◆ STATED GOAL
Locate the lines of the listing below that hold "Percentile", then copy each of them.

◆ ITEMS
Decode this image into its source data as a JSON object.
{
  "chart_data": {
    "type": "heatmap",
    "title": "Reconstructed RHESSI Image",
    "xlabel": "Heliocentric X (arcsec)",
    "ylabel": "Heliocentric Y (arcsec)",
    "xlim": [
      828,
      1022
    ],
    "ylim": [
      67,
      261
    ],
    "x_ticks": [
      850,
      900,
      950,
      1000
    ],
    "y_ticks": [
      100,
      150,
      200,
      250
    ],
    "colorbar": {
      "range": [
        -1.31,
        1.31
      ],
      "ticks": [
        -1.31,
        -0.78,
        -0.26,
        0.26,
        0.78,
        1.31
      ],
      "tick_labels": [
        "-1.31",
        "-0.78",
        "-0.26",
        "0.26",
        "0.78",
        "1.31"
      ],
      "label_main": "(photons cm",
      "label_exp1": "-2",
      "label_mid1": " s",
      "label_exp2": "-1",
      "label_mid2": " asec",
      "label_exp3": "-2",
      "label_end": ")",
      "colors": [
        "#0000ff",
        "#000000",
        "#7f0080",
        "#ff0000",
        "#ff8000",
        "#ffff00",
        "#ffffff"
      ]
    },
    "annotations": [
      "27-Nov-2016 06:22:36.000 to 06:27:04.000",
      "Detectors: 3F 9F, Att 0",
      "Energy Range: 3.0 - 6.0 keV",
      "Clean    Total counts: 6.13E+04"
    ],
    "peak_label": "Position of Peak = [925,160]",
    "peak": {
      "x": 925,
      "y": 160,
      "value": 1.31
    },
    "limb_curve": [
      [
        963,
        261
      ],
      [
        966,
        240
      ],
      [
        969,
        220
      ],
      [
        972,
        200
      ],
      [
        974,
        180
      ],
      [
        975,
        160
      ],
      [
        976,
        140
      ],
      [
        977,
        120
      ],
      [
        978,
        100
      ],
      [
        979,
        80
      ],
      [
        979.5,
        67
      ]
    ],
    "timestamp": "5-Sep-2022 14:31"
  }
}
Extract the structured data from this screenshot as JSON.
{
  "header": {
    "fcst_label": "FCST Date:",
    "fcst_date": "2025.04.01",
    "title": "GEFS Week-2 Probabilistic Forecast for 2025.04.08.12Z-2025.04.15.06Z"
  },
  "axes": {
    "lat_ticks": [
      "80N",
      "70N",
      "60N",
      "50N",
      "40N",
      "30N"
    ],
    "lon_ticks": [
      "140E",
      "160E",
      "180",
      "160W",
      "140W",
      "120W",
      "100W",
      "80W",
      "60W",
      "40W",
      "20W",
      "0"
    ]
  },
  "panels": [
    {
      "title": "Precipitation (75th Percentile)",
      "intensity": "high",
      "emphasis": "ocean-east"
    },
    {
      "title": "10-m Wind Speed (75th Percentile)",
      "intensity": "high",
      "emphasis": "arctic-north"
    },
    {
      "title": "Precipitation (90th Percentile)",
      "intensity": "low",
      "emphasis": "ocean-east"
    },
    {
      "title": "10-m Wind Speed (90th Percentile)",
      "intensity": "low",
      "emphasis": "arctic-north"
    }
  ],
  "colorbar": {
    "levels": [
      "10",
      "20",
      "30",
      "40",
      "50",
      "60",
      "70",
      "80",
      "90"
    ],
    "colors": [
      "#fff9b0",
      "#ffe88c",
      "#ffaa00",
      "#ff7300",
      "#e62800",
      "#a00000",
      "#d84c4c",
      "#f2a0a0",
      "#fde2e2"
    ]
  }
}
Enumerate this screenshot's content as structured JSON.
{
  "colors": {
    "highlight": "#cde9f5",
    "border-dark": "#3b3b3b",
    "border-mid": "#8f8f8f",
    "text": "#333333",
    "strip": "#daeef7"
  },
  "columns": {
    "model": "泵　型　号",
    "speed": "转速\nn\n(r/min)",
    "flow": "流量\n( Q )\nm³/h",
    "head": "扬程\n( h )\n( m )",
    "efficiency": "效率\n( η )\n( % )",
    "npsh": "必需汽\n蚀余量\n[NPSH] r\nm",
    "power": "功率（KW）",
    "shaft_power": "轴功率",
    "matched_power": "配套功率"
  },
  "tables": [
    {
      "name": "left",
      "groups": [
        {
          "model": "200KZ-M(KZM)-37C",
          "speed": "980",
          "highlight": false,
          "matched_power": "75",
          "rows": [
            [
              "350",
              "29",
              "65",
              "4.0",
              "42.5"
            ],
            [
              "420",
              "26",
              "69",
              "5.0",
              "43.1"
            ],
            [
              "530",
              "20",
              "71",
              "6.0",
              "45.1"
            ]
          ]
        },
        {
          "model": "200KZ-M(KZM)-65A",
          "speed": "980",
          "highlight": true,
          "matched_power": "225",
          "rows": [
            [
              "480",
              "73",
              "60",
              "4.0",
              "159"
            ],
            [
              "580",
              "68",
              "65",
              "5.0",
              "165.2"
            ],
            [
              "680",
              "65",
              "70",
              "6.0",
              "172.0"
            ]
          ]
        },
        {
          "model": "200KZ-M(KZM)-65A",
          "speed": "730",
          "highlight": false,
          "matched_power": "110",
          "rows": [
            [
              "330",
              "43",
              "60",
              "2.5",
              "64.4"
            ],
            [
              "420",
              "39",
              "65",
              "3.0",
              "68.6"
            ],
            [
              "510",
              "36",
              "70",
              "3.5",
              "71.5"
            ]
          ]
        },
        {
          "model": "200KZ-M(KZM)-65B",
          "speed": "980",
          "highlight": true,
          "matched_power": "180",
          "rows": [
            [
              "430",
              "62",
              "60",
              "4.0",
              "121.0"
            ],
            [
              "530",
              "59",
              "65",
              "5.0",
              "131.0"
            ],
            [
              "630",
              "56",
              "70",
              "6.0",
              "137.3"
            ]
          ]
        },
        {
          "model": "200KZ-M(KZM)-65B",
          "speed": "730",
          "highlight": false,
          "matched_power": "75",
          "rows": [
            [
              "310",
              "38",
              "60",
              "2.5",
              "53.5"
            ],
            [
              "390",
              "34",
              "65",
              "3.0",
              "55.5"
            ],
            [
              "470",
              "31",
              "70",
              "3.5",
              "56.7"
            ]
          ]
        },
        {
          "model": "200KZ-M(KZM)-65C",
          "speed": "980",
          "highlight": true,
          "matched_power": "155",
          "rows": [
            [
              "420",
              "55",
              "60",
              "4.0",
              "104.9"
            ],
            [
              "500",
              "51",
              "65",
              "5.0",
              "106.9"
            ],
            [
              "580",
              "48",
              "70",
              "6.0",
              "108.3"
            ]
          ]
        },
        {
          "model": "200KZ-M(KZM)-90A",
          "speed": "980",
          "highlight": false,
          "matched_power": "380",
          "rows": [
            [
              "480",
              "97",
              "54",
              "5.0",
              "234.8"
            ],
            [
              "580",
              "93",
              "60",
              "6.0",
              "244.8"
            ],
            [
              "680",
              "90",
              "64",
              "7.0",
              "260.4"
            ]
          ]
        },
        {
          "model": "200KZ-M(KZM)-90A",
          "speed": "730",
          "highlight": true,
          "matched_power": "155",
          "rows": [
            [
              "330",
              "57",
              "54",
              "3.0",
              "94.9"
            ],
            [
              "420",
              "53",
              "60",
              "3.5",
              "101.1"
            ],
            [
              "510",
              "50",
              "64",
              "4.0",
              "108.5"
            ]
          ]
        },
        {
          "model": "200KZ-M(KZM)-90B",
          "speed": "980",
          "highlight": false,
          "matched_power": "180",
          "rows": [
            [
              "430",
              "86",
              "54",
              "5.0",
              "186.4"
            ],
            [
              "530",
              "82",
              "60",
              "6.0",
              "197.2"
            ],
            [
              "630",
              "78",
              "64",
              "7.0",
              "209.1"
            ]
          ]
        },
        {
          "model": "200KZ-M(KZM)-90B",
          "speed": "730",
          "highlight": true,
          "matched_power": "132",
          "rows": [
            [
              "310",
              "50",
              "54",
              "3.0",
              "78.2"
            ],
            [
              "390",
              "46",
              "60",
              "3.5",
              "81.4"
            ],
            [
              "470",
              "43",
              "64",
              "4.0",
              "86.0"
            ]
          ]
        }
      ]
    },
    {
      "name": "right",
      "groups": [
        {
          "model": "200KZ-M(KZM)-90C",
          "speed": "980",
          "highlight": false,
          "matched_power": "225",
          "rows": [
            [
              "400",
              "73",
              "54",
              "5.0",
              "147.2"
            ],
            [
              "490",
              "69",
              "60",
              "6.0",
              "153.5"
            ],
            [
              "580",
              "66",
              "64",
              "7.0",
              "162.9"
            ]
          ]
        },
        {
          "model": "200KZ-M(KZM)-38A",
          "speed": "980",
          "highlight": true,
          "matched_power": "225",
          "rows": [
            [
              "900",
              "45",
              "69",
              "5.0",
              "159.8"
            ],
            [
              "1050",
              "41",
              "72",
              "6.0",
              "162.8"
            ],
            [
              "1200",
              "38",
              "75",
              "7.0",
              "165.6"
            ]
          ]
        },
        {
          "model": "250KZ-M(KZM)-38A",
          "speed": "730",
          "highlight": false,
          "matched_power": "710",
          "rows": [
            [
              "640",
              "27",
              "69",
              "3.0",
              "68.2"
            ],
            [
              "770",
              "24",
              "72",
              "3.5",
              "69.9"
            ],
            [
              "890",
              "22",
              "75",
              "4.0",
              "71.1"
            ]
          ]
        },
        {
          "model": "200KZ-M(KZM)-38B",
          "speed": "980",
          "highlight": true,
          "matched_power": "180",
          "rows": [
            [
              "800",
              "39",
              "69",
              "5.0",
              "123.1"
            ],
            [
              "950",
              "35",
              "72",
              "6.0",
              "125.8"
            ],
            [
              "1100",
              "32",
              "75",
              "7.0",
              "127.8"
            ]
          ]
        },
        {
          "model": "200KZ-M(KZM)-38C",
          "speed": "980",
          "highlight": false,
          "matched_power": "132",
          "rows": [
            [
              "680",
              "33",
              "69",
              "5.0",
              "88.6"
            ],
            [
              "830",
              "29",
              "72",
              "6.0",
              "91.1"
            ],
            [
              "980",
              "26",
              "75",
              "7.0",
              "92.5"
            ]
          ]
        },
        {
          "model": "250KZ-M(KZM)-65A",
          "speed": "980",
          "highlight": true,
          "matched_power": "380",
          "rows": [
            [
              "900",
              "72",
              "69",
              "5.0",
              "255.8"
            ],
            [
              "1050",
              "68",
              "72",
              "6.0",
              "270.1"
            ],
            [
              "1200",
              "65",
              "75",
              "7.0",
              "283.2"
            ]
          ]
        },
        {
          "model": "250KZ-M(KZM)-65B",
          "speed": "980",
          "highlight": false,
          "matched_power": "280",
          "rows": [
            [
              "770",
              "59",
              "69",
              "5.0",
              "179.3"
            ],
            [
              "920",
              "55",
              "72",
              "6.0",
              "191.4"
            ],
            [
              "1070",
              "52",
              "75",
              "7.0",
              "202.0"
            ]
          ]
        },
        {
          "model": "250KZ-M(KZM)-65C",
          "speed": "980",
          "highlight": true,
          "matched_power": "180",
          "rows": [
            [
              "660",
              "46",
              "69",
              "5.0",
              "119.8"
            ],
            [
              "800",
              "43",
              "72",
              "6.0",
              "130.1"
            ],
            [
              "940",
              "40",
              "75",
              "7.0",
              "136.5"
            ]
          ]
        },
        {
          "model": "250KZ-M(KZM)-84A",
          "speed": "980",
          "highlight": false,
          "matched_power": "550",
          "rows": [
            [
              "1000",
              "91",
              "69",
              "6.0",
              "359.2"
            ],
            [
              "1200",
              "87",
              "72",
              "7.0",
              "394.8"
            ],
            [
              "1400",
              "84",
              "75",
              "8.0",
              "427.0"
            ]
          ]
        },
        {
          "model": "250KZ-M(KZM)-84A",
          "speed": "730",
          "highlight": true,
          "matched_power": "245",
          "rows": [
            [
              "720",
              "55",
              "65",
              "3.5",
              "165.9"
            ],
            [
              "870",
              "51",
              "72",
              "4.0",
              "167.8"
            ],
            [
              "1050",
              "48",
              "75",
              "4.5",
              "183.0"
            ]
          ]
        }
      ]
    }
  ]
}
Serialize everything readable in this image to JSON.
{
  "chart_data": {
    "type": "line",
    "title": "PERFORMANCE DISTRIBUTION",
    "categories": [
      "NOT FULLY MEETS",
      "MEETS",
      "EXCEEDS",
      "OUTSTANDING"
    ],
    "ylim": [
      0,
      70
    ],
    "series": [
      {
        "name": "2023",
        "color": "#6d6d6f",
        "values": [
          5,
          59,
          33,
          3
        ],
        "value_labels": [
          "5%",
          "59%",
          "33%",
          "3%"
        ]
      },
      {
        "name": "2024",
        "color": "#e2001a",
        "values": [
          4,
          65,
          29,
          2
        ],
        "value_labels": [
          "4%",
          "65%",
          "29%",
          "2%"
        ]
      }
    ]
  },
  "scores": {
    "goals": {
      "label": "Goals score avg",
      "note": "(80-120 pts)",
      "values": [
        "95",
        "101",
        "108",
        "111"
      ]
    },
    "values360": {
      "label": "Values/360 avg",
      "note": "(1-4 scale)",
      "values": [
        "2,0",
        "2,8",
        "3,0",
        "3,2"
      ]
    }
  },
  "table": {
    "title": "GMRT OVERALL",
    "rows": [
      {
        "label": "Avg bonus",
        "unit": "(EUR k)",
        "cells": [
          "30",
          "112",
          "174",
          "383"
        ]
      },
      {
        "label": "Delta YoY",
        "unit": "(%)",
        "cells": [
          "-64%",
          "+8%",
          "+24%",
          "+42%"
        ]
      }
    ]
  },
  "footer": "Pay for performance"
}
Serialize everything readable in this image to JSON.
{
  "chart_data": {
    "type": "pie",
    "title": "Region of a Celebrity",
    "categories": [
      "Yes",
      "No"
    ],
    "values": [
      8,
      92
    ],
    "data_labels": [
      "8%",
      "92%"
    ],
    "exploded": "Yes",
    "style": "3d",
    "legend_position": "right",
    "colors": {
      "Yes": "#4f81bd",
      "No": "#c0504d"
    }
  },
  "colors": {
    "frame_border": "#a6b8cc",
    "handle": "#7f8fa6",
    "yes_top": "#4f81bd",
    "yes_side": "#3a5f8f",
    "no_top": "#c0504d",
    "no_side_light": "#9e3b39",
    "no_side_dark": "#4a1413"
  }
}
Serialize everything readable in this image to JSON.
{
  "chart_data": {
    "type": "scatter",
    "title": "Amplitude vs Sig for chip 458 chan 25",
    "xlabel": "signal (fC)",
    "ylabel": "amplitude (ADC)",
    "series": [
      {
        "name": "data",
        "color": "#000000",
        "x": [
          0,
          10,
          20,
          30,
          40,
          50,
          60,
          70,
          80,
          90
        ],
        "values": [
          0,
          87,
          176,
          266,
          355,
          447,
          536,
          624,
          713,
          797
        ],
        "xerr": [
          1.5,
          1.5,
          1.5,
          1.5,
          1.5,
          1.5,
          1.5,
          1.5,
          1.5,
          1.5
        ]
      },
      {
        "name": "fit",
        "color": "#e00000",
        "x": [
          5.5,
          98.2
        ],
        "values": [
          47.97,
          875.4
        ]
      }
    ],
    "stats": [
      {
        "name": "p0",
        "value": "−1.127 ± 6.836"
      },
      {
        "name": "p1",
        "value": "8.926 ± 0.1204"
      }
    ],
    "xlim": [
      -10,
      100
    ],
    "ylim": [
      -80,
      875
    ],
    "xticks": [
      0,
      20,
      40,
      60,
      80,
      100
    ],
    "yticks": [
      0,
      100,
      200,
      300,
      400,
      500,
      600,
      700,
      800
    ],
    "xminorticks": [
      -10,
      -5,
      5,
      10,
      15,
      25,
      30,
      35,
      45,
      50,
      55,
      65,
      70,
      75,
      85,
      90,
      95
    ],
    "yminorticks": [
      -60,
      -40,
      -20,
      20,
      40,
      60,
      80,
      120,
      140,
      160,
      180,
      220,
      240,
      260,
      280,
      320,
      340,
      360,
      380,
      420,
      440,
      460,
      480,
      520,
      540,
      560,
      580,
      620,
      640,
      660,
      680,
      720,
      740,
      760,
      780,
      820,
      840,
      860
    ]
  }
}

◆ FULL ANSWER
      "title": "Precipitation (75th Percentile)",
      "title": "10-m Wind Speed (75th Percentile)",
      "title": "Precipitation (90th Percentile)",
      "title": "10-m Wind Speed (90th Percentile)",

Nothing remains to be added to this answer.